● **WHAT IS EXPECTED**: Please say how many lines of the listing hold "time", with no other words in the answer.

Dataset excerpts:

* * * * *

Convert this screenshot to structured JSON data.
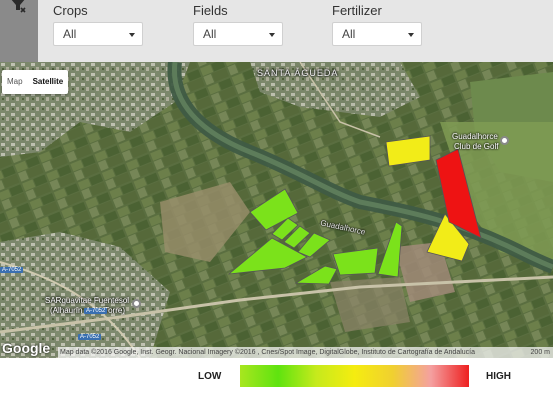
{
  "filters": [
    {
      "label": "Crops",
      "value": "All"
    },
    {
      "label": "Fields",
      "value": "All"
    },
    {
      "label": "Fertilizer",
      "value": "All"
    }
  ],
  "map": {
    "type_buttons": [
      "Map",
      "Satellite"
    ],
    "active_type": "Satellite",
    "labels": {
      "santa_agueda": "SANTA ÁGUEDA",
      "guadalhorce_club_1": "Guadalhorce",
      "guadalhorce_club_2": "Club de Golf",
      "river": "Guadalhorce",
      "poi_1": "SARquavitae Fuentesol",
      "poi_2": "(Alhaurín de la Torre)",
      "road_a7052_left": "A-7052",
      "road_a7052": "A-7052",
      "road_7052": "A-7052"
    },
    "google": "Google",
    "attribution": "Map data ©2016 Google, Inst. Geogr. Nacional Imagery ©2016 , Cnes/Spot Image, DigitalGlobe, Instituto de Cartografía de Andalucía",
    "scale": "200 m"
  },
  "fields": [
    {
      "level": "low",
      "color": "#7be21b"
    },
    {
      "level": "low",
      "color": "#7be21b"
    },
    {
      "level": "low",
      "color": "#7be21b"
    },
    {
      "level": "low",
      "color": "#7be21b"
    },
    {
      "level": "low",
      "color": "#7be21b"
    },
    {
      "level": "low",
      "color": "#7be21b"
    },
    {
      "level": "low",
      "color": "#7be21b"
    },
    {
      "level": "low",
      "color": "#7be21b"
    },
    {
      "level": "medium",
      "color": "#f2ec18"
    },
    {
      "level": "medium",
      "color": "#f2ec18"
    },
    {
      "level": "high",
      "color": "#ee1313"
    }
  ],
  "legend": {
    "low": "LOW",
    "high": "HIGH",
    "colors": [
      "#a8e61f",
      "#5fe30f",
      "#c6ea1c",
      "#f5ec10",
      "#f0d030",
      "#f4a0a0",
      "#ee2020"
    ]
  }
}
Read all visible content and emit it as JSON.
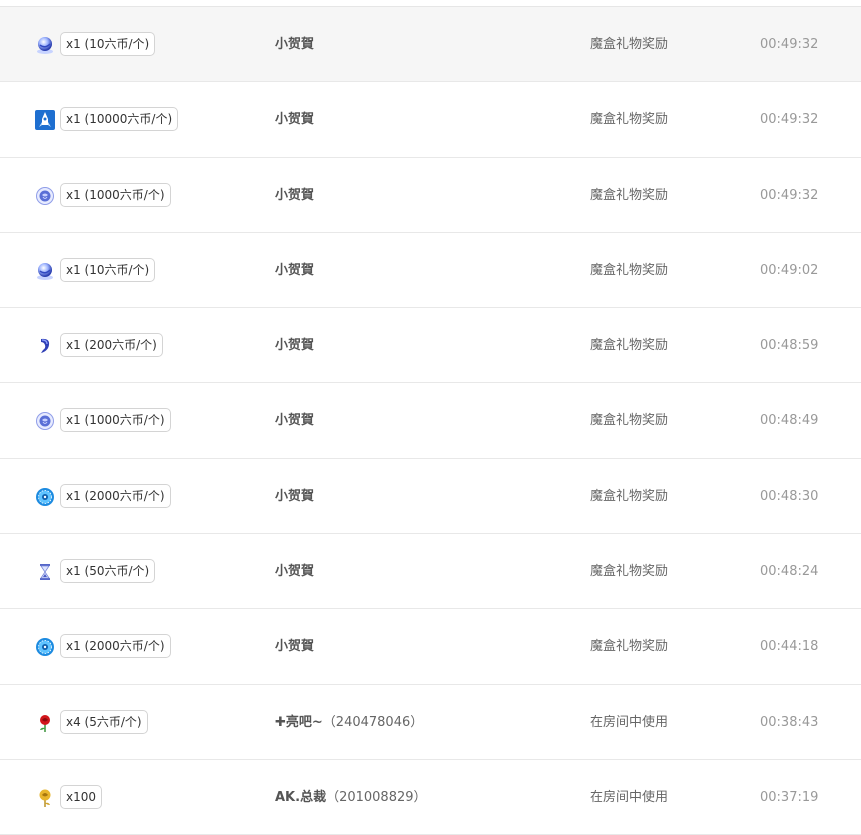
{
  "records": [
    {
      "icon": "crystal-orb-gift-icon",
      "count": "x1 (10六币/个)",
      "user": "小贺賀",
      "uid": "",
      "source": "魔盒礼物奖励",
      "time": "00:49:32",
      "highlight": true
    },
    {
      "icon": "rocket-gift-icon",
      "count": "x1 (10000六币/个)",
      "user": "小贺賀",
      "uid": "",
      "source": "魔盒礼物奖励",
      "time": "00:49:32",
      "highlight": false
    },
    {
      "icon": "blue-rose-ball-gift-icon",
      "count": "x1 (1000六币/个)",
      "user": "小贺賀",
      "uid": "",
      "source": "魔盒礼物奖励",
      "time": "00:49:32",
      "highlight": false
    },
    {
      "icon": "crystal-orb-gift-icon",
      "count": "x1 (10六币/个)",
      "user": "小贺賀",
      "uid": "",
      "source": "魔盒礼物奖励",
      "time": "00:49:02",
      "highlight": false
    },
    {
      "icon": "blue-horn-gift-icon",
      "count": "x1 (200六币/个)",
      "user": "小贺賀",
      "uid": "",
      "source": "魔盒礼物奖励",
      "time": "00:48:59",
      "highlight": false
    },
    {
      "icon": "blue-rose-ball-gift-icon",
      "count": "x1 (1000六币/个)",
      "user": "小贺賀",
      "uid": "",
      "source": "魔盒礼物奖励",
      "time": "00:48:49",
      "highlight": false
    },
    {
      "icon": "blue-wheel-gift-icon",
      "count": "x1 (2000六币/个)",
      "user": "小贺賀",
      "uid": "",
      "source": "魔盒礼物奖励",
      "time": "00:48:30",
      "highlight": false
    },
    {
      "icon": "hourglass-gift-icon",
      "count": "x1 (50六币/个)",
      "user": "小贺賀",
      "uid": "",
      "source": "魔盒礼物奖励",
      "time": "00:48:24",
      "highlight": false
    },
    {
      "icon": "blue-wheel-gift-icon",
      "count": "x1 (2000六币/个)",
      "user": "小贺賀",
      "uid": "",
      "source": "魔盒礼物奖励",
      "time": "00:44:18",
      "highlight": false
    },
    {
      "icon": "red-rose-gift-icon",
      "count": "x4 (5六币/个)",
      "user": "✚亮吧~",
      "uid": "（240478046）",
      "source": "在房间中使用",
      "time": "00:38:43",
      "highlight": false
    },
    {
      "icon": "gold-rose-gift-icon",
      "count": "x100",
      "user": "AK.总裁",
      "uid": "（201008829）",
      "source": "在房间中使用",
      "time": "00:37:19",
      "highlight": false
    }
  ]
}
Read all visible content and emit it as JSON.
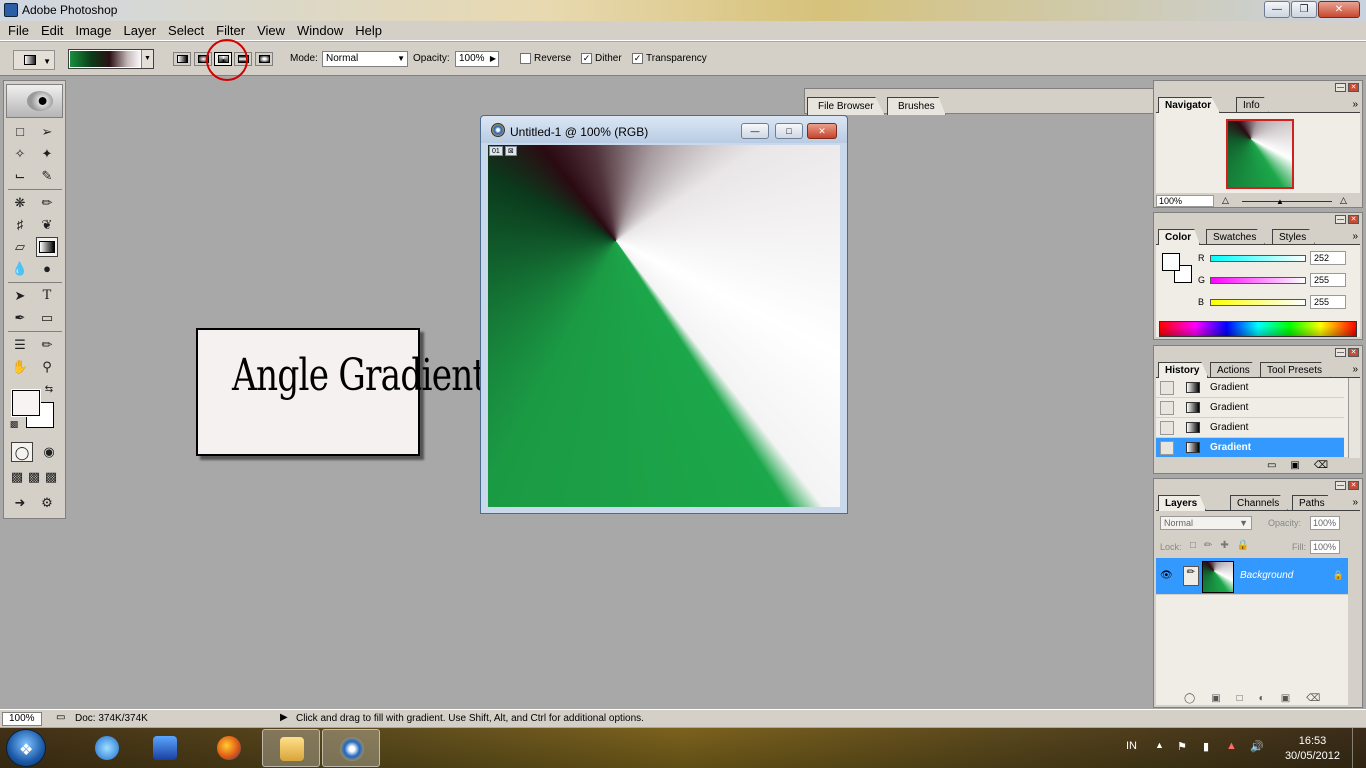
{
  "window": {
    "title": "Adobe Photoshop"
  },
  "menu": [
    "File",
    "Edit",
    "Image",
    "Layer",
    "Select",
    "Filter",
    "View",
    "Window",
    "Help"
  ],
  "options": {
    "mode_label": "Mode:",
    "mode_value": "Normal",
    "opacity_label": "Opacity:",
    "opacity_value": "100%",
    "reverse": "Reverse",
    "dither": "Dither",
    "transparency": "Transparency",
    "palette_well_tabs": [
      "File Browser",
      "Brushes"
    ]
  },
  "annotation": {
    "text": "Angle Gradient"
  },
  "document": {
    "title": "Untitled-1 @ 100% (RGB)",
    "tags": [
      "01",
      "⊠"
    ]
  },
  "navigator": {
    "tabs": [
      "Navigator",
      "Info"
    ],
    "zoom": "100%"
  },
  "color": {
    "tabs": [
      "Color",
      "Swatches",
      "Styles"
    ],
    "r_label": "R",
    "g_label": "G",
    "b_label": "B",
    "r": "252",
    "g": "255",
    "b": "255"
  },
  "history": {
    "tabs": [
      "History",
      "Actions",
      "Tool Presets"
    ],
    "items": [
      "Gradient",
      "Gradient",
      "Gradient",
      "Gradient"
    ]
  },
  "layers": {
    "tabs": [
      "Layers",
      "Channels",
      "Paths"
    ],
    "blend": "Normal",
    "opacity_label": "Opacity:",
    "opacity": "100%",
    "lock_label": "Lock:",
    "fill_label": "Fill:",
    "fill": "100%",
    "layer_name": "Background"
  },
  "status": {
    "zoom": "100%",
    "doc": "Doc: 374K/374K",
    "hint": "Click and drag to fill with gradient.  Use Shift, Alt, and Ctrl for additional options."
  },
  "taskbar": {
    "lang": "IN",
    "time": "16:53",
    "date": "30/05/2012",
    "apps": [
      "internet-explorer",
      "media-player",
      "firefox",
      "file-explorer",
      "photoshop"
    ]
  },
  "colors": {
    "accent": "#3399ff",
    "canvas_green": "#1ca74a"
  }
}
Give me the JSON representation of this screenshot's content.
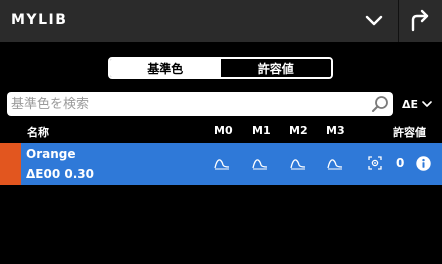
{
  "app": {
    "title": "MYLIB"
  },
  "segment": {
    "active_label": "基準色",
    "inactive_label": "許容値"
  },
  "search": {
    "placeholder": "基準色を検索",
    "value": ""
  },
  "sort": {
    "label": "ΔE"
  },
  "columns": {
    "name": "名称",
    "m0": "M0",
    "m1": "M1",
    "m2": "M2",
    "m3": "M3",
    "tolerance": "許容値"
  },
  "rows": [
    {
      "name": "Orange",
      "delta": "ΔE00  0.30",
      "tolerance": "0",
      "swatch_color": "#e2561f"
    }
  ],
  "colors": {
    "accent": "#2f79d8",
    "topbar": "#2b2b2b"
  }
}
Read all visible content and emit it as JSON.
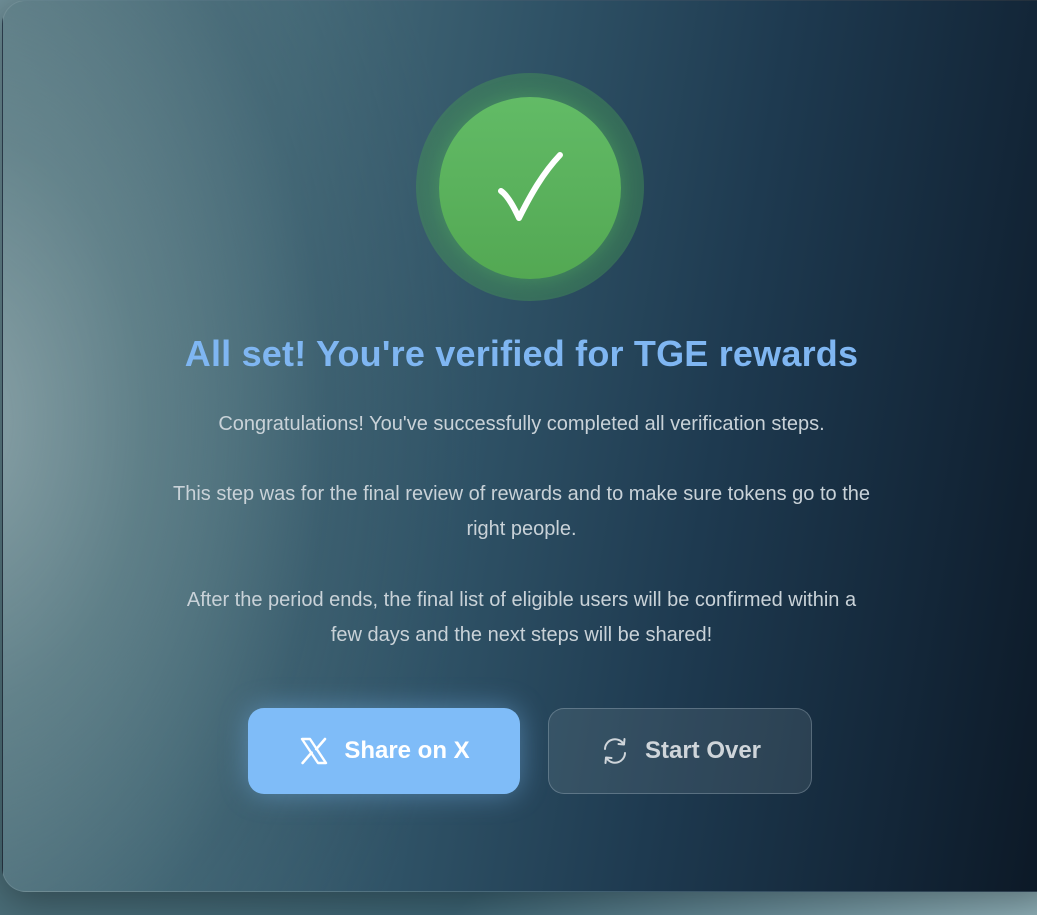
{
  "status": {
    "icon": "checkmark-icon",
    "accent_color": "#5cb85c"
  },
  "title": "All set! You're verified for TGE rewards",
  "paragraphs": {
    "p1": "Congratulations! You've successfully completed all verification steps.",
    "p2_line1": "This step was for the final review of rewards and to make sure tokens go to the",
    "p2_line2": "right people.",
    "p3_line1": "After the period ends, the final list of eligible users will be confirmed within a",
    "p3_line2": "few days and the next steps will be shared!"
  },
  "buttons": {
    "share": {
      "label": "Share on X",
      "icon": "x-logo-icon",
      "color": "#7fbcf8"
    },
    "restart": {
      "label": "Start Over",
      "icon": "refresh-icon"
    }
  },
  "colors": {
    "title": "#7fb6f2",
    "body_text": "#c9d2d8"
  }
}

* * * * *

● **RESPONSE TO THE EXERCISE**: 12